**Exercise**. What follows is a set of records; repeat all of them exactly.

(Entries taken from a collection)

========================

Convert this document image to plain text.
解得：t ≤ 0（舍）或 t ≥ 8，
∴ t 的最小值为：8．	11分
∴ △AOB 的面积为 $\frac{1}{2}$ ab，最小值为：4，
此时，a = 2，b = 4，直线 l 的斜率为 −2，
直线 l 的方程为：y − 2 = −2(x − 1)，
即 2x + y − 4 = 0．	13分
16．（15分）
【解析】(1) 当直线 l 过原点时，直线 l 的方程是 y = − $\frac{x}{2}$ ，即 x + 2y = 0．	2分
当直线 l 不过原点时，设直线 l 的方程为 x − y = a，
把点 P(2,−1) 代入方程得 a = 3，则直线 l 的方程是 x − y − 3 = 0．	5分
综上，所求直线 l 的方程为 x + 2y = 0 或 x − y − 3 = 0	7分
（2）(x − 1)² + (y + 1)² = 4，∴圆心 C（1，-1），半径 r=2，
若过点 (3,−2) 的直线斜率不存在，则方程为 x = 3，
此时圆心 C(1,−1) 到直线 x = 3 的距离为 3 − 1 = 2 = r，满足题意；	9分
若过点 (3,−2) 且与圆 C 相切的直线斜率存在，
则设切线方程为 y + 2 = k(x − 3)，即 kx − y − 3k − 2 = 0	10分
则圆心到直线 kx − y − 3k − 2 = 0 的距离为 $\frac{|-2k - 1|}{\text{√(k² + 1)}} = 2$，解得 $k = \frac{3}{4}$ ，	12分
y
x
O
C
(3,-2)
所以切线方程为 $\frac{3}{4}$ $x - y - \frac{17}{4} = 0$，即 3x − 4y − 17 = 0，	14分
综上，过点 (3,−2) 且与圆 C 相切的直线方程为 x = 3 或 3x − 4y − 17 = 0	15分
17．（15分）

========================

**Solution**.
Convert this document image to plain text.
解得：t ≤ 0（舍）或 t ≥ 8，
∴ t 的最小值为：8．	11分
∴ △AOB 的面积为 $\frac{1}{2}$ ab，最小值为：4，
此时，a = 2，b = 4，直线 l 的斜率为 −2，
直线 l 的方程为：y − 2 = −2(x − 1)，
即 2x + y − 4 = 0．	13分
16．（15分）
【解析】(1) 当直线 l 过原点时，直线 l 的方程是 y = − $\frac{x}{2}$ ，即 x + 2y = 0．	2分
当直线 l 不过原点时，设直线 l 的方程为 x − y = a，
把点 P(2,−1) 代入方程得 a = 3，则直线 l 的方程是 x − y − 3 = 0．	5分
综上，所求直线 l 的方程为 x + 2y = 0 或 x − y − 3 = 0	7分
（2）(x − 1)² + (y + 1)² = 4，∴圆心 C（1，-1），半径 r=2，
若过点 (3,−2) 的直线斜率不存在，则方程为 x = 3，
此时圆心 C(1,−1) 到直线 x = 3 的距离为 3 − 1 = 2 = r，满足题意；	9分
若过点 (3,−2) 且与圆 C 相切的直线斜率存在，
则设切线方程为 y + 2 = k(x − 3)，即 kx − y − 3k − 2 = 0	10分
则圆心到直线 kx − y − 3k − 2 = 0 的距离为 $\frac{|-2k - 1|}{\text{√(k² + 1)}} = 2$，解得 $k = \frac{3}{4}$ ，	12分
y
x
O
C
(3,-2)
所以切线方程为 $\frac{3}{4}$ $x - y - \frac{17}{4} = 0$，即 3x − 4y − 17 = 0，	14分
综上，过点 (3,−2) 且与圆 C 相切的直线方程为 x = 3 或 3x − 4y − 17 = 0	15分
17．（15分）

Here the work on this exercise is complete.